▶ [Material to process]:
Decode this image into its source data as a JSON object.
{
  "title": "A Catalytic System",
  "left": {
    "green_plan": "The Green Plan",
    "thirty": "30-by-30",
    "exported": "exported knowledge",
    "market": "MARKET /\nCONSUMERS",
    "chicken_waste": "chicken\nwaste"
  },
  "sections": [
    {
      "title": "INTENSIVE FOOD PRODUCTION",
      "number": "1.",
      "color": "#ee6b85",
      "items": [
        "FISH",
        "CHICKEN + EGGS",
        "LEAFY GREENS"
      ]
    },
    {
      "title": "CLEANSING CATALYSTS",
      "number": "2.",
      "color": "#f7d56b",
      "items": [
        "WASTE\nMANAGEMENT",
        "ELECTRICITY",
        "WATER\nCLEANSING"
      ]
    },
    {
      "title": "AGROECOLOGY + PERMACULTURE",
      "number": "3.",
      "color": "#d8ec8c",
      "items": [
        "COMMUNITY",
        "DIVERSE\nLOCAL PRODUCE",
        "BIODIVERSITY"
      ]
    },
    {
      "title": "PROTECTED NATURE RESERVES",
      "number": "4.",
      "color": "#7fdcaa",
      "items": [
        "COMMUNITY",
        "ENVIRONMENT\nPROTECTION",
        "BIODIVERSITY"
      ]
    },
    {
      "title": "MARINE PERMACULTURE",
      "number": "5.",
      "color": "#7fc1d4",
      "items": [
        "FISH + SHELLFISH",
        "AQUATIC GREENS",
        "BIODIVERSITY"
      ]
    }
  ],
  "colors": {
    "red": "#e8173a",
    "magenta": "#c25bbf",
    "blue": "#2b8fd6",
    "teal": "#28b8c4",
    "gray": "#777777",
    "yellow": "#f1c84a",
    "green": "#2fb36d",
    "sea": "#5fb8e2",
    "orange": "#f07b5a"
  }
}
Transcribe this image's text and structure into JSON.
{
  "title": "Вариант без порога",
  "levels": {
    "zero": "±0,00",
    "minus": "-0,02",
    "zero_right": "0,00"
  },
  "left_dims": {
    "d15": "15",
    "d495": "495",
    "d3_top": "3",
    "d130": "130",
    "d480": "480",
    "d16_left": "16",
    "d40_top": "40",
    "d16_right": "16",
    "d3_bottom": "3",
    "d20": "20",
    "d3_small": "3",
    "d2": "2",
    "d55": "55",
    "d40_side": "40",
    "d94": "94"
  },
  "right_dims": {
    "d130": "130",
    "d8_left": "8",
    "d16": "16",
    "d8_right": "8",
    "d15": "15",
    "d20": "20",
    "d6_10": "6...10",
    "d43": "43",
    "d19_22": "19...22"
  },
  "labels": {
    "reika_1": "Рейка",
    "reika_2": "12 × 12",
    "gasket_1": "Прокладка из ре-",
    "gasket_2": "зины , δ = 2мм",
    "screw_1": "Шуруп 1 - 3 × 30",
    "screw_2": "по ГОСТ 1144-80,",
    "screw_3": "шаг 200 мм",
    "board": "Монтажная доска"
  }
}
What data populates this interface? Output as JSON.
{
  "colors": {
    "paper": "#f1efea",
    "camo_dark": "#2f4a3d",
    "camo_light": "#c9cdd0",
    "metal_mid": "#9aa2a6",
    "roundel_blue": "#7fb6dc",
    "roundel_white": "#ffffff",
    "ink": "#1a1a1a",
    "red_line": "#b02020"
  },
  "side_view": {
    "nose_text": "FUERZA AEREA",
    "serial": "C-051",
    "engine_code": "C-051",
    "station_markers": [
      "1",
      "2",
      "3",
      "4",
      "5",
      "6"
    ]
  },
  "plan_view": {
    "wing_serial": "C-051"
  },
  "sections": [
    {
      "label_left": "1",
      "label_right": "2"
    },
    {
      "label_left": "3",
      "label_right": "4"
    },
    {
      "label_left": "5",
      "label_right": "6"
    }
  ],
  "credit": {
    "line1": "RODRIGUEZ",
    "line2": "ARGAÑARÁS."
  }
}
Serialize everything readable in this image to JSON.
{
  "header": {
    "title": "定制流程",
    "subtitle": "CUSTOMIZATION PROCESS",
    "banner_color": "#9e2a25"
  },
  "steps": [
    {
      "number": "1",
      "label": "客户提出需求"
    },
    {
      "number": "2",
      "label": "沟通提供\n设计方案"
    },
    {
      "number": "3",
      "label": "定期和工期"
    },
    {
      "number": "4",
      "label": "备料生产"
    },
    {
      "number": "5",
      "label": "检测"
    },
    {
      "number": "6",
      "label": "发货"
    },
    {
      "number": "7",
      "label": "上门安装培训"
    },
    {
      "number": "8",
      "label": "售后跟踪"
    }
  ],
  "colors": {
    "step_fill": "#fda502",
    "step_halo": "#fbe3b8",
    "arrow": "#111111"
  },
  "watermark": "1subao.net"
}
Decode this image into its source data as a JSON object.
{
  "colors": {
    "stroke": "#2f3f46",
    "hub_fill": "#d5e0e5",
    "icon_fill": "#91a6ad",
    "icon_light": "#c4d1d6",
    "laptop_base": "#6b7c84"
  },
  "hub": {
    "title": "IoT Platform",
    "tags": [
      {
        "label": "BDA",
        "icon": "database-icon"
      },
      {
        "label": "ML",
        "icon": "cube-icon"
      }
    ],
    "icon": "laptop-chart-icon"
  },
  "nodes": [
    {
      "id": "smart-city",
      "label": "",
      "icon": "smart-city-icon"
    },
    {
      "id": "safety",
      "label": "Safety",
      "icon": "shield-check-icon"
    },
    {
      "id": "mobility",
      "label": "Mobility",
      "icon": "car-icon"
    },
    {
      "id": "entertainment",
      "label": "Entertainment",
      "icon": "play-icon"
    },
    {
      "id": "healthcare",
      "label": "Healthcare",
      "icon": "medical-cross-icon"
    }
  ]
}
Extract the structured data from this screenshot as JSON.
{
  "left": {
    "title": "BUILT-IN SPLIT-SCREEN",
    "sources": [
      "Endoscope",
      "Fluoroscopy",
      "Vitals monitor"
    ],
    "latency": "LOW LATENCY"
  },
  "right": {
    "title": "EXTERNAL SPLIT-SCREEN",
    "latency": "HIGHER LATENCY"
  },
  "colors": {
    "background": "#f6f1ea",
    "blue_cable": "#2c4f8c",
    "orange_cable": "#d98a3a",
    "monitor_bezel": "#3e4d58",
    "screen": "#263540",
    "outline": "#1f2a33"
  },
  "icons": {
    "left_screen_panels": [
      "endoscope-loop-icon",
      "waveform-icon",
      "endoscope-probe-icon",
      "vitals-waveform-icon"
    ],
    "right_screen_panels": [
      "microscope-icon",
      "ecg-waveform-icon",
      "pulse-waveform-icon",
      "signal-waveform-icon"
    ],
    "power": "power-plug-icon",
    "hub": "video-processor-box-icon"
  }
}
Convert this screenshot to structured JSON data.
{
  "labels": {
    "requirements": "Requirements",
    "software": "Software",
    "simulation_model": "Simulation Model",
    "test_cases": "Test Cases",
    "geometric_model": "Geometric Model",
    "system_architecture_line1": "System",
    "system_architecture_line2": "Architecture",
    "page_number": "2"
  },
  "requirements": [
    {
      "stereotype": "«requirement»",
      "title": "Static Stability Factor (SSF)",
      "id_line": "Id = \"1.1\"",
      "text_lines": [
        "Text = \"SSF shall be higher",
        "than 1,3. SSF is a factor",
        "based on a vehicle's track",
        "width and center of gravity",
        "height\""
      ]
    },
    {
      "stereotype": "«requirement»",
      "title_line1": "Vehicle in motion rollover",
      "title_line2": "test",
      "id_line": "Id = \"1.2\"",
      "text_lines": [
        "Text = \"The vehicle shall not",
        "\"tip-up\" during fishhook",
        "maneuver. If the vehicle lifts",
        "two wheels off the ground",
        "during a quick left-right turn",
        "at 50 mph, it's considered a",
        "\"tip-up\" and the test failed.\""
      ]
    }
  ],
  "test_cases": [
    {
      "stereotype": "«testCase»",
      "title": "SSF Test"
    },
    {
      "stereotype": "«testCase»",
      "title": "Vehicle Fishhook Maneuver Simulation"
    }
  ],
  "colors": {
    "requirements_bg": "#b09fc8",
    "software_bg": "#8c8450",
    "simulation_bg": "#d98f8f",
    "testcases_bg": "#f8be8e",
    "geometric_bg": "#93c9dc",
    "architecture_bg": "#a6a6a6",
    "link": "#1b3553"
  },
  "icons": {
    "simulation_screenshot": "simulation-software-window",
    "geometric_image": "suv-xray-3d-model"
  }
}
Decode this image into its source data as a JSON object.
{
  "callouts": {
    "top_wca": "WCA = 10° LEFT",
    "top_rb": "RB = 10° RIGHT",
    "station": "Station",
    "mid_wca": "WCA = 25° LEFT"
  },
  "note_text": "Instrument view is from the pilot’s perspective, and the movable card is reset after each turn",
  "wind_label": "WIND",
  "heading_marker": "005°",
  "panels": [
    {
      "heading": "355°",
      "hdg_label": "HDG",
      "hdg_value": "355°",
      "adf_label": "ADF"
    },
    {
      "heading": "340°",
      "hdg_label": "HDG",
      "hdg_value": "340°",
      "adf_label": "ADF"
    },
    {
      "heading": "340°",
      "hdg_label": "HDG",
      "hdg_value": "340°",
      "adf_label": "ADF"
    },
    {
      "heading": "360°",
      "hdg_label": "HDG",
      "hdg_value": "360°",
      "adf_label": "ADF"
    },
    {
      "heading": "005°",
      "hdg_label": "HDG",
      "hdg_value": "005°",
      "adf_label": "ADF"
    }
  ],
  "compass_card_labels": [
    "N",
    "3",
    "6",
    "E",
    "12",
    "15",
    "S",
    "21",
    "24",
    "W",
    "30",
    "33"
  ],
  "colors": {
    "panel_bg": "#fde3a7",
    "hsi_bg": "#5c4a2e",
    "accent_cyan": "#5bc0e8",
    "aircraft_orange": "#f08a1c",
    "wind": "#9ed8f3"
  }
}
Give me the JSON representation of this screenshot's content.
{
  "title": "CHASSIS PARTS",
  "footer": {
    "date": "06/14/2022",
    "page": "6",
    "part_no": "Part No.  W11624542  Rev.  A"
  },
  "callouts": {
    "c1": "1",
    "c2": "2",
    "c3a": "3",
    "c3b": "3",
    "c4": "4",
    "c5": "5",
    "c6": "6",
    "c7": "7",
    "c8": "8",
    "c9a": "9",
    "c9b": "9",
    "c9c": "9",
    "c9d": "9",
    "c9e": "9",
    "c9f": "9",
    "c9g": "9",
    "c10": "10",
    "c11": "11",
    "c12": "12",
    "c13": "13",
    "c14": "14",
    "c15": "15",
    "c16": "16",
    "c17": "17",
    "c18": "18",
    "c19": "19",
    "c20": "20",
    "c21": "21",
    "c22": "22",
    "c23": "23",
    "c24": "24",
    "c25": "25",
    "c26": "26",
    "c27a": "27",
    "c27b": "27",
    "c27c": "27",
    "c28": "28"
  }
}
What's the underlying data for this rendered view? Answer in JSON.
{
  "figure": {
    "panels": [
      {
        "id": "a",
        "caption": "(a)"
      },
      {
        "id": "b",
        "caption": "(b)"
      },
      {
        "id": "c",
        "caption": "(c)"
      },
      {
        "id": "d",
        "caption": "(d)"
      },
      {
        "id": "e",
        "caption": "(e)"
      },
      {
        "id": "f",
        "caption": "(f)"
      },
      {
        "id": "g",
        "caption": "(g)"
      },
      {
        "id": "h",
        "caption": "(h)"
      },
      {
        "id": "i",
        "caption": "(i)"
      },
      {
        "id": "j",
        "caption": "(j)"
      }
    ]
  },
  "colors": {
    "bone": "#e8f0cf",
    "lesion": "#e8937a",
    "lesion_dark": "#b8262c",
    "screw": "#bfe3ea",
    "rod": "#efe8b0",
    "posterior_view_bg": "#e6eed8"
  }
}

▶ [What you will do]: Select every line in the material above where the string "turn" occurs, and copy it.

▶ [Result below]:
        "during a quick left-right turn",
  "note_text": "Instrument view is from the pilot’s perspective, and the movable card is reset after each turn",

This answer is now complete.